[Extracted information start]
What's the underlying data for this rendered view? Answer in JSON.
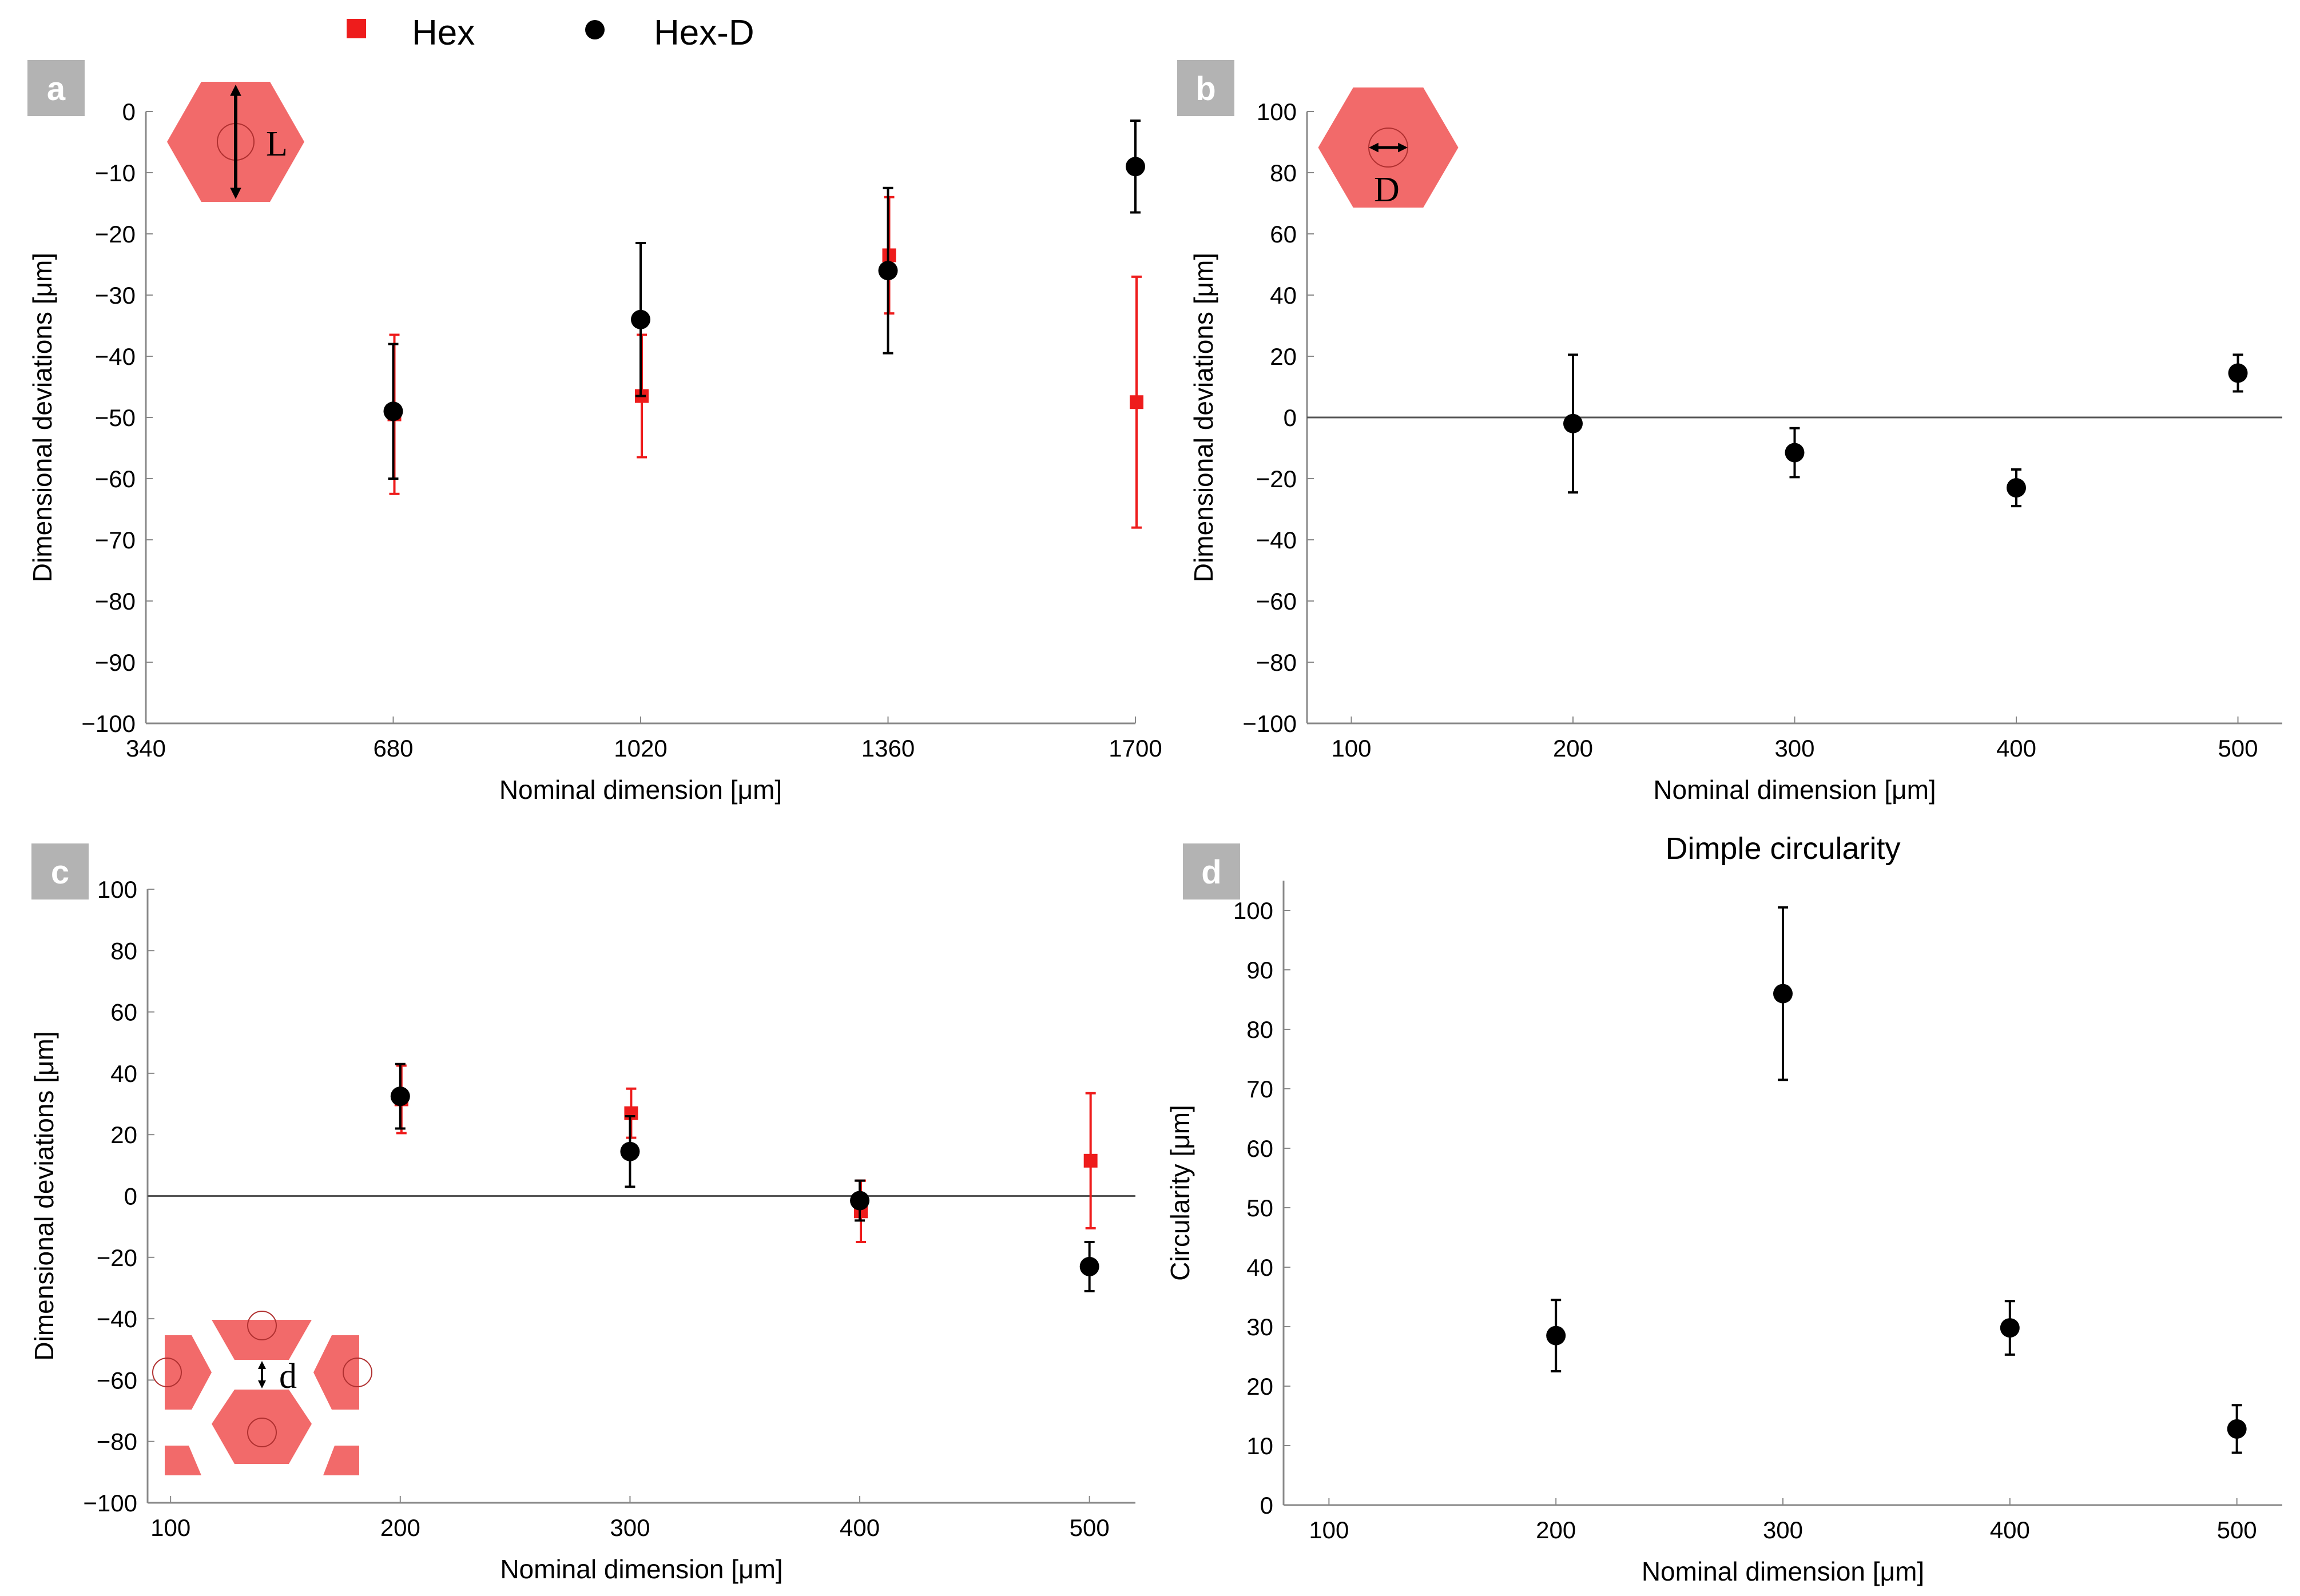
{
  "legend": {
    "hex": "Hex",
    "hexd": "Hex-D"
  },
  "colors": {
    "hex": "#ee1c1c",
    "hexd": "#000000",
    "inset_fill": "#f26a6a",
    "label_bg": "#b3b3b3"
  },
  "chart_data": [
    {
      "panel": "a",
      "type": "scatter",
      "title": "",
      "xlabel": "Nominal dimension  [μm]",
      "ylabel": "Dimensional deviations  [μm]",
      "xlim": [
        340,
        1700
      ],
      "ylim": [
        -100,
        0
      ],
      "xticks": [
        340,
        680,
        1020,
        1360,
        1700
      ],
      "yticks": [
        -100,
        -90,
        -80,
        -70,
        -60,
        -50,
        -40,
        -30,
        -20,
        -10,
        0
      ],
      "zero_line": false,
      "inset": "L",
      "series": [
        {
          "name": "Hex",
          "marker": "square",
          "x": [
            680,
            1020,
            1360,
            1700
          ],
          "y": [
            -49.5,
            -46.5,
            -23.5,
            -47.5
          ],
          "err": [
            13,
            10,
            9.5,
            20.5
          ]
        },
        {
          "name": "Hex-D",
          "marker": "circle",
          "x": [
            680,
            1020,
            1360,
            1700
          ],
          "y": [
            -49,
            -34,
            -26,
            -9
          ],
          "err": [
            11,
            12.5,
            13.5,
            7.5
          ]
        }
      ]
    },
    {
      "panel": "b",
      "type": "scatter",
      "title": "",
      "xlabel": "Nominal dimension  [μm]",
      "ylabel": "Dimensional deviations  [μm]",
      "xlim": [
        80,
        520
      ],
      "ylim": [
        -100,
        100
      ],
      "xticks": [
        100,
        200,
        300,
        400,
        500
      ],
      "yticks": [
        -100,
        -80,
        -60,
        -40,
        -20,
        0,
        20,
        40,
        60,
        80,
        100
      ],
      "zero_line": true,
      "inset": "D",
      "series": [
        {
          "name": "Hex-D",
          "marker": "circle",
          "x": [
            200,
            300,
            400,
            500
          ],
          "y": [
            -2,
            -11.5,
            -23,
            14.5
          ],
          "err": [
            22.5,
            8,
            6,
            6
          ]
        }
      ]
    },
    {
      "panel": "c",
      "type": "scatter",
      "title": "",
      "xlabel": "Nominal dimension  [μm]",
      "ylabel": "Dimensional deviations  [μm]",
      "xlim": [
        90,
        520
      ],
      "ylim": [
        -100,
        100
      ],
      "xticks": [
        100,
        200,
        300,
        400,
        500
      ],
      "yticks": [
        -100,
        -80,
        -60,
        -40,
        -20,
        0,
        20,
        40,
        60,
        80,
        100
      ],
      "zero_line": true,
      "inset": "d",
      "series": [
        {
          "name": "Hex",
          "marker": "square",
          "x": [
            200,
            300,
            400,
            500
          ],
          "y": [
            31.5,
            27,
            -5,
            11.5
          ],
          "err": [
            11,
            8,
            10,
            22
          ]
        },
        {
          "name": "Hex-D",
          "marker": "circle",
          "x": [
            200,
            300,
            400,
            500
          ],
          "y": [
            32.5,
            14.5,
            -1.5,
            -23
          ],
          "err": [
            10.5,
            11.5,
            6.5,
            8
          ]
        }
      ]
    },
    {
      "panel": "d",
      "type": "scatter",
      "title": "Dimple circularity",
      "xlabel": "Nominal dimension  [μm]",
      "ylabel": "Circularity  [μm]",
      "xlim": [
        80,
        520
      ],
      "ylim": [
        0,
        105
      ],
      "xticks": [
        100,
        200,
        300,
        400,
        500
      ],
      "yticks": [
        0,
        10,
        20,
        30,
        40,
        50,
        60,
        70,
        80,
        90,
        100
      ],
      "zero_line": false,
      "inset": "",
      "series": [
        {
          "name": "Hex-D",
          "marker": "circle",
          "x": [
            200,
            300,
            400,
            500
          ],
          "y": [
            28.5,
            86,
            29.8,
            12.8
          ],
          "err": [
            6,
            14.5,
            4.5,
            4
          ]
        }
      ]
    }
  ]
}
[Extracted information end]
◆ **Written problem**
Leave the images out and output the remaining material exactly as it stands.

◆ **Solution to the problem**
What's the underlying data for this rendered view? Answer in JSON.
{
  "legend": {
    "hex": "Hex",
    "hexd": "Hex-D"
  },
  "colors": {
    "hex": "#ee1c1c",
    "hexd": "#000000",
    "inset_fill": "#f26a6a",
    "label_bg": "#b3b3b3"
  },
  "chart_data": [
    {
      "panel": "a",
      "type": "scatter",
      "title": "",
      "xlabel": "Nominal dimension  [μm]",
      "ylabel": "Dimensional deviations  [μm]",
      "xlim": [
        340,
        1700
      ],
      "ylim": [
        -100,
        0
      ],
      "xticks": [
        340,
        680,
        1020,
        1360,
        1700
      ],
      "yticks": [
        -100,
        -90,
        -80,
        -70,
        -60,
        -50,
        -40,
        -30,
        -20,
        -10,
        0
      ],
      "zero_line": false,
      "inset": "L",
      "series": [
        {
          "name": "Hex",
          "marker": "square",
          "x": [
            680,
            1020,
            1360,
            1700
          ],
          "y": [
            -49.5,
            -46.5,
            -23.5,
            -47.5
          ],
          "err": [
            13,
            10,
            9.5,
            20.5
          ]
        },
        {
          "name": "Hex-D",
          "marker": "circle",
          "x": [
            680,
            1020,
            1360,
            1700
          ],
          "y": [
            -49,
            -34,
            -26,
            -9
          ],
          "err": [
            11,
            12.5,
            13.5,
            7.5
          ]
        }
      ]
    },
    {
      "panel": "b",
      "type": "scatter",
      "title": "",
      "xlabel": "Nominal dimension  [μm]",
      "ylabel": "Dimensional deviations  [μm]",
      "xlim": [
        80,
        520
      ],
      "ylim": [
        -100,
        100
      ],
      "xticks": [
        100,
        200,
        300,
        400,
        500
      ],
      "yticks": [
        -100,
        -80,
        -60,
        -40,
        -20,
        0,
        20,
        40,
        60,
        80,
        100
      ],
      "zero_line": true,
      "inset": "D",
      "series": [
        {
          "name": "Hex-D",
          "marker": "circle",
          "x": [
            200,
            300,
            400,
            500
          ],
          "y": [
            -2,
            -11.5,
            -23,
            14.5
          ],
          "err": [
            22.5,
            8,
            6,
            6
          ]
        }
      ]
    },
    {
      "panel": "c",
      "type": "scatter",
      "title": "",
      "xlabel": "Nominal dimension  [μm]",
      "ylabel": "Dimensional deviations  [μm]",
      "xlim": [
        90,
        520
      ],
      "ylim": [
        -100,
        100
      ],
      "xticks": [
        100,
        200,
        300,
        400,
        500
      ],
      "yticks": [
        -100,
        -80,
        -60,
        -40,
        -20,
        0,
        20,
        40,
        60,
        80,
        100
      ],
      "zero_line": true,
      "inset": "d",
      "series": [
        {
          "name": "Hex",
          "marker": "square",
          "x": [
            200,
            300,
            400,
            500
          ],
          "y": [
            31.5,
            27,
            -5,
            11.5
          ],
          "err": [
            11,
            8,
            10,
            22
          ]
        },
        {
          "name": "Hex-D",
          "marker": "circle",
          "x": [
            200,
            300,
            400,
            500
          ],
          "y": [
            32.5,
            14.5,
            -1.5,
            -23
          ],
          "err": [
            10.5,
            11.5,
            6.5,
            8
          ]
        }
      ]
    },
    {
      "panel": "d",
      "type": "scatter",
      "title": "Dimple circularity",
      "xlabel": "Nominal dimension  [μm]",
      "ylabel": "Circularity  [μm]",
      "xlim": [
        80,
        520
      ],
      "ylim": [
        0,
        105
      ],
      "xticks": [
        100,
        200,
        300,
        400,
        500
      ],
      "yticks": [
        0,
        10,
        20,
        30,
        40,
        50,
        60,
        70,
        80,
        90,
        100
      ],
      "zero_line": false,
      "inset": "",
      "series": [
        {
          "name": "Hex-D",
          "marker": "circle",
          "x": [
            200,
            300,
            400,
            500
          ],
          "y": [
            28.5,
            86,
            29.8,
            12.8
          ],
          "err": [
            6,
            14.5,
            4.5,
            4
          ]
        }
      ]
    }
  ]
}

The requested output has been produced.